─── SUPPLIED ENTRIES ───

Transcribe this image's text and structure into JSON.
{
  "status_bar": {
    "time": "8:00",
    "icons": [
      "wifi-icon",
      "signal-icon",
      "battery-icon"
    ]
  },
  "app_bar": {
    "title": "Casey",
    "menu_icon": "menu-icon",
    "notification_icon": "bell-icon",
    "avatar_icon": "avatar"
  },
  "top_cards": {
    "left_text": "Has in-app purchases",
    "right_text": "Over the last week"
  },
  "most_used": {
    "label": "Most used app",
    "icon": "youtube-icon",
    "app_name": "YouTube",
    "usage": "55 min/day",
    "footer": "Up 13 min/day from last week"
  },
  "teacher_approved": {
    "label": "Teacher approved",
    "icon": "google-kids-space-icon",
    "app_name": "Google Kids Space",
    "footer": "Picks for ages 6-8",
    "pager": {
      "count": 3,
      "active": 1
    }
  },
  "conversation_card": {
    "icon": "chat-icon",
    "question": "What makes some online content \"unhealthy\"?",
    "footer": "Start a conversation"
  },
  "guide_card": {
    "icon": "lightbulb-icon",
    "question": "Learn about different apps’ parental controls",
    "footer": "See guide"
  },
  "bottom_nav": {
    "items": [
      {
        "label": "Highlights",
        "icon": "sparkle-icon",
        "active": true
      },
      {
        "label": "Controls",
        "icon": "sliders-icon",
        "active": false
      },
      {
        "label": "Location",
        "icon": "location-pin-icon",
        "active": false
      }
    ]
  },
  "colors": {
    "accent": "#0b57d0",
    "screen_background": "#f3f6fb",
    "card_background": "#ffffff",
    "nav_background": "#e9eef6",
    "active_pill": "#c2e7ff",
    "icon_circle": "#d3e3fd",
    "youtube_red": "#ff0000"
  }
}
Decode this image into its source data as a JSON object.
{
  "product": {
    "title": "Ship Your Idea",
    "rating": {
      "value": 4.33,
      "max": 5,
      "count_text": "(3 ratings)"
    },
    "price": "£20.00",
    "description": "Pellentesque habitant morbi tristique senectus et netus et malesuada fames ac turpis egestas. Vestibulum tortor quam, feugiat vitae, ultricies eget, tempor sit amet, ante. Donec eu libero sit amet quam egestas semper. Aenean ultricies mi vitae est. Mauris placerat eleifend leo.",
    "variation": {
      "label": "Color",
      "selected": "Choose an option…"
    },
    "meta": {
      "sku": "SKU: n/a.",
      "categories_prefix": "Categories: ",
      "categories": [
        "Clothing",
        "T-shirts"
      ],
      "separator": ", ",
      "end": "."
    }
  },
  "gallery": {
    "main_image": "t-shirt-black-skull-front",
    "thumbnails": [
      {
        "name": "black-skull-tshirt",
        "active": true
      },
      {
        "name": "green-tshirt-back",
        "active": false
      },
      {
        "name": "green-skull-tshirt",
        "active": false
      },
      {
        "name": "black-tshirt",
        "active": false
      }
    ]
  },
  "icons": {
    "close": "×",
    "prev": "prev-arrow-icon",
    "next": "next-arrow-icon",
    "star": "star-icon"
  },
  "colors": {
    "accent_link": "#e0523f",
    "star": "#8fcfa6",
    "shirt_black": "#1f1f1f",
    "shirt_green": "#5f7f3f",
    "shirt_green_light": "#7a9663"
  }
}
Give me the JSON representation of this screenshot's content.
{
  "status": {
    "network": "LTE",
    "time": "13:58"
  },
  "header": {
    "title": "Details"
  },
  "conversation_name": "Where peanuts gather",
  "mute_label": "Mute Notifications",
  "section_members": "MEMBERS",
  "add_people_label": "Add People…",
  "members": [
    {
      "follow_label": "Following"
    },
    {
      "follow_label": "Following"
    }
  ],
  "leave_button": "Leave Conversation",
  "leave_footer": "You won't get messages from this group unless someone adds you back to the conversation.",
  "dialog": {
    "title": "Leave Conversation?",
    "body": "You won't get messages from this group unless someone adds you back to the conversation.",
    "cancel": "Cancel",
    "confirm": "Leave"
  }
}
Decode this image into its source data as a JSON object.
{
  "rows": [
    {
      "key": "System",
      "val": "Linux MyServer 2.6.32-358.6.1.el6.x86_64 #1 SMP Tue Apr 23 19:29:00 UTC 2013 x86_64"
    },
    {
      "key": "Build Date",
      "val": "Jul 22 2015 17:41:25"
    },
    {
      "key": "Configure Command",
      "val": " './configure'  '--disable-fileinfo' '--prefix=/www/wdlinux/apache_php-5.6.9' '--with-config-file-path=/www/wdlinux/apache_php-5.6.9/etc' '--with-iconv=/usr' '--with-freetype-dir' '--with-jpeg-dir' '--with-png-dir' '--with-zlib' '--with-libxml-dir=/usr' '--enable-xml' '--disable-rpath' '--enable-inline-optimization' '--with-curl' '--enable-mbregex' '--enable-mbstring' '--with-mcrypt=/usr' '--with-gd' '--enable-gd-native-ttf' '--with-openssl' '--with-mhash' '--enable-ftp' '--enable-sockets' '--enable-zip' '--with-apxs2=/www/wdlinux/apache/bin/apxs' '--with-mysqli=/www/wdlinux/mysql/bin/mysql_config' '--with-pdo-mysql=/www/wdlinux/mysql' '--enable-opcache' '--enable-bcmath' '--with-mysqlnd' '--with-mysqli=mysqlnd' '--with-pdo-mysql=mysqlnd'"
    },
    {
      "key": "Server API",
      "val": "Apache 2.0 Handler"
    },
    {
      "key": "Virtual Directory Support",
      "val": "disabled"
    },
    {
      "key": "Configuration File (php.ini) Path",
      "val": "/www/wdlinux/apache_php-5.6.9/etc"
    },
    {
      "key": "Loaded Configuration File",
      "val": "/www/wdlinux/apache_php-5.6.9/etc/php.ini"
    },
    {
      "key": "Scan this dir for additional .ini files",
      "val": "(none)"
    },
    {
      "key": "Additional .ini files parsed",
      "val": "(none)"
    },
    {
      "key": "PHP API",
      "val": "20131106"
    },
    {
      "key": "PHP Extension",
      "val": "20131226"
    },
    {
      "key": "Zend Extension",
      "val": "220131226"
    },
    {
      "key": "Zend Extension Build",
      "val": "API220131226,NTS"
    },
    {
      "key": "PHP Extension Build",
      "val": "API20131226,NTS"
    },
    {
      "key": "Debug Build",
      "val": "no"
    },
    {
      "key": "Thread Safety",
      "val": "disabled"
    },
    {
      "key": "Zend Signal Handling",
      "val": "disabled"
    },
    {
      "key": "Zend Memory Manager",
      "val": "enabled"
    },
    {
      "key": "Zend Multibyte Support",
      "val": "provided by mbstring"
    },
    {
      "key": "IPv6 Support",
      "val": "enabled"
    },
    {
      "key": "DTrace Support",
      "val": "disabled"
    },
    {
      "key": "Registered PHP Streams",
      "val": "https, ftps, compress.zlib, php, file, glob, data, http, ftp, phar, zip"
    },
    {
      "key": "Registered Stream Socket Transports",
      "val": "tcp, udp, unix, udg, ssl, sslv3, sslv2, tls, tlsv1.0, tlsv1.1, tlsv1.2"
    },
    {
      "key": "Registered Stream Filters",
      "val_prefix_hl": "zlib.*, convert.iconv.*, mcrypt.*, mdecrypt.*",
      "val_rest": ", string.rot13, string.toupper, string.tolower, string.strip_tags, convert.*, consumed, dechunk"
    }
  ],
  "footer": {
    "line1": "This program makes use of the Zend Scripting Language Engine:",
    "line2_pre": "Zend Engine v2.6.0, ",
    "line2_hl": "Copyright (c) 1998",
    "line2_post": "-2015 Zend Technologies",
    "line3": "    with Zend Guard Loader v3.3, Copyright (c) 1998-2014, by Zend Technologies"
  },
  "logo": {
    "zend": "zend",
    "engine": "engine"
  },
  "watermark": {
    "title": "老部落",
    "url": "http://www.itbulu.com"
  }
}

───

_REQUIREMENTS:_ Reproduce each record exactly, leaving nothing out.

_ANSWER TO THIS TASK:_
Transcribe this image's text and structure into JSON.
{
  "status_bar": {
    "time": "8:00",
    "icons": [
      "wifi-icon",
      "signal-icon",
      "battery-icon"
    ]
  },
  "app_bar": {
    "title": "Casey",
    "menu_icon": "menu-icon",
    "notification_icon": "bell-icon",
    "avatar_icon": "avatar"
  },
  "top_cards": {
    "left_text": "Has in-app purchases",
    "right_text": "Over the last week"
  },
  "most_used": {
    "label": "Most used app",
    "icon": "youtube-icon",
    "app_name": "YouTube",
    "usage": "55 min/day",
    "footer": "Up 13 min/day from last week"
  },
  "teacher_approved": {
    "label": "Teacher approved",
    "icon": "google-kids-space-icon",
    "app_name": "Google Kids Space",
    "footer": "Picks for ages 6-8",
    "pager": {
      "count": 3,
      "active": 1
    }
  },
  "conversation_card": {
    "icon": "chat-icon",
    "question": "What makes some online content \"unhealthy\"?",
    "footer": "Start a conversation"
  },
  "guide_card": {
    "icon": "lightbulb-icon",
    "question": "Learn about different apps’ parental controls",
    "footer": "See guide"
  },
  "bottom_nav": {
    "items": [
      {
        "label": "Highlights",
        "icon": "sparkle-icon",
        "active": true
      },
      {
        "label": "Controls",
        "icon": "sliders-icon",
        "active": false
      },
      {
        "label": "Location",
        "icon": "location-pin-icon",
        "active": false
      }
    ]
  },
  "colors": {
    "accent": "#0b57d0",
    "screen_background": "#f3f6fb",
    "card_background": "#ffffff",
    "nav_background": "#e9eef6",
    "active_pill": "#c2e7ff",
    "icon_circle": "#d3e3fd",
    "youtube_red": "#ff0000"
  }
}
Decode this image into its source data as a JSON object.
{
  "product": {
    "title": "Ship Your Idea",
    "rating": {
      "value": 4.33,
      "max": 5,
      "count_text": "(3 ratings)"
    },
    "price": "£20.00",
    "description": "Pellentesque habitant morbi tristique senectus et netus et malesuada fames ac turpis egestas. Vestibulum tortor quam, feugiat vitae, ultricies eget, tempor sit amet, ante. Donec eu libero sit amet quam egestas semper. Aenean ultricies mi vitae est. Mauris placerat eleifend leo.",
    "variation": {
      "label": "Color",
      "selected": "Choose an option…"
    },
    "meta": {
      "sku": "SKU: n/a.",
      "categories_prefix": "Categories: ",
      "categories": [
        "Clothing",
        "T-shirts"
      ],
      "separator": ", ",
      "end": "."
    }
  },
  "gallery": {
    "main_image": "t-shirt-black-skull-front",
    "thumbnails": [
      {
        "name": "black-skull-tshirt",
        "active": true
      },
      {
        "name": "green-tshirt-back",
        "active": false
      },
      {
        "name": "green-skull-tshirt",
        "active": false
      },
      {
        "name": "black-tshirt",
        "active": false
      }
    ]
  },
  "icons": {
    "close": "×",
    "prev": "prev-arrow-icon",
    "next": "next-arrow-icon",
    "star": "star-icon"
  },
  "colors": {
    "accent_link": "#e0523f",
    "star": "#8fcfa6",
    "shirt_black": "#1f1f1f",
    "shirt_green": "#5f7f3f",
    "shirt_green_light": "#7a9663"
  }
}
Give me the JSON representation of this screenshot's content.
{
  "status": {
    "network": "LTE",
    "time": "13:58"
  },
  "header": {
    "title": "Details"
  },
  "conversation_name": "Where peanuts gather",
  "mute_label": "Mute Notifications",
  "section_members": "MEMBERS",
  "add_people_label": "Add People…",
  "members": [
    {
      "follow_label": "Following"
    },
    {
      "follow_label": "Following"
    }
  ],
  "leave_button": "Leave Conversation",
  "leave_footer": "You won't get messages from this group unless someone adds you back to the conversation.",
  "dialog": {
    "title": "Leave Conversation?",
    "body": "You won't get messages from this group unless someone adds you back to the conversation.",
    "cancel": "Cancel",
    "confirm": "Leave"
  }
}
Decode this image into its source data as a JSON object.
{
  "rows": [
    {
      "key": "System",
      "val": "Linux MyServer 2.6.32-358.6.1.el6.x86_64 #1 SMP Tue Apr 23 19:29:00 UTC 2013 x86_64"
    },
    {
      "key": "Build Date",
      "val": "Jul 22 2015 17:41:25"
    },
    {
      "key": "Configure Command",
      "val": " './configure'  '--disable-fileinfo' '--prefix=/www/wdlinux/apache_php-5.6.9' '--with-config-file-path=/www/wdlinux/apache_php-5.6.9/etc' '--with-iconv=/usr' '--with-freetype-dir' '--with-jpeg-dir' '--with-png-dir' '--with-zlib' '--with-libxml-dir=/usr' '--enable-xml' '--disable-rpath' '--enable-inline-optimization' '--with-curl' '--enable-mbregex' '--enable-mbstring' '--with-mcrypt=/usr' '--with-gd' '--enable-gd-native-ttf' '--with-openssl' '--with-mhash' '--enable-ftp' '--enable-sockets' '--enable-zip' '--with-apxs2=/www/wdlinux/apache/bin/apxs' '--with-mysqli=/www/wdlinux/mysql/bin/mysql_config' '--with-pdo-mysql=/www/wdlinux/mysql' '--enable-opcache' '--enable-bcmath' '--with-mysqlnd' '--with-mysqli=mysqlnd' '--with-pdo-mysql=mysqlnd'"
    },
    {
      "key": "Server API",
      "val": "Apache 2.0 Handler"
    },
    {
      "key": "Virtual Directory Support",
      "val": "disabled"
    },
    {
      "key": "Configuration File (php.ini) Path",
      "val": "/www/wdlinux/apache_php-5.6.9/etc"
    },
    {
      "key": "Loaded Configuration File",
      "val": "/www/wdlinux/apache_php-5.6.9/etc/php.ini"
    },
    {
      "key": "Scan this dir for additional .ini files",
      "val": "(none)"
    },
    {
      "key": "Additional .ini files parsed",
      "val": "(none)"
    },
    {
      "key": "PHP API",
      "val": "20131106"
    },
    {
      "key": "PHP Extension",
      "val": "20131226"
    },
    {
      "key": "Zend Extension",
      "val": "220131226"
    },
    {
      "key": "Zend Extension Build",
      "val": "API220131226,NTS"
    },
    {
      "key": "PHP Extension Build",
      "val": "API20131226,NTS"
    },
    {
      "key": "Debug Build",
      "val": "no"
    },
    {
      "key": "Thread Safety",
      "val": "disabled"
    },
    {
      "key": "Zend Signal Handling",
      "val": "disabled"
    },
    {
      "key": "Zend Memory Manager",
      "val": "enabled"
    },
    {
      "key": "Zend Multibyte Support",
      "val": "provided by mbstring"
    },
    {
      "key": "IPv6 Support",
      "val": "enabled"
    },
    {
      "key": "DTrace Support",
      "val": "disabled"
    },
    {
      "key": "Registered PHP Streams",
      "val": "https, ftps, compress.zlib, php, file, glob, data, http, ftp, phar, zip"
    },
    {
      "key": "Registered Stream Socket Transports",
      "val": "tcp, udp, unix, udg, ssl, sslv3, sslv2, tls, tlsv1.0, tlsv1.1, tlsv1.2"
    },
    {
      "key": "Registered Stream Filters",
      "val_prefix_hl": "zlib.*, convert.iconv.*, mcrypt.*, mdecrypt.*",
      "val_rest": ", string.rot13, string.toupper, string.tolower, string.strip_tags, convert.*, consumed, dechunk"
    }
  ],
  "footer": {
    "line1": "This program makes use of the Zend Scripting Language Engine:",
    "line2_pre": "Zend Engine v2.6.0, ",
    "line2_hl": "Copyright (c) 1998",
    "line2_post": "-2015 Zend Technologies",
    "line3": "    with Zend Guard Loader v3.3, Copyright (c) 1998-2014, by Zend Technologies"
  },
  "logo": {
    "zend": "zend",
    "engine": "engine"
  },
  "watermark": {
    "title": "老部落",
    "url": "http://www.itbulu.com"
  }
}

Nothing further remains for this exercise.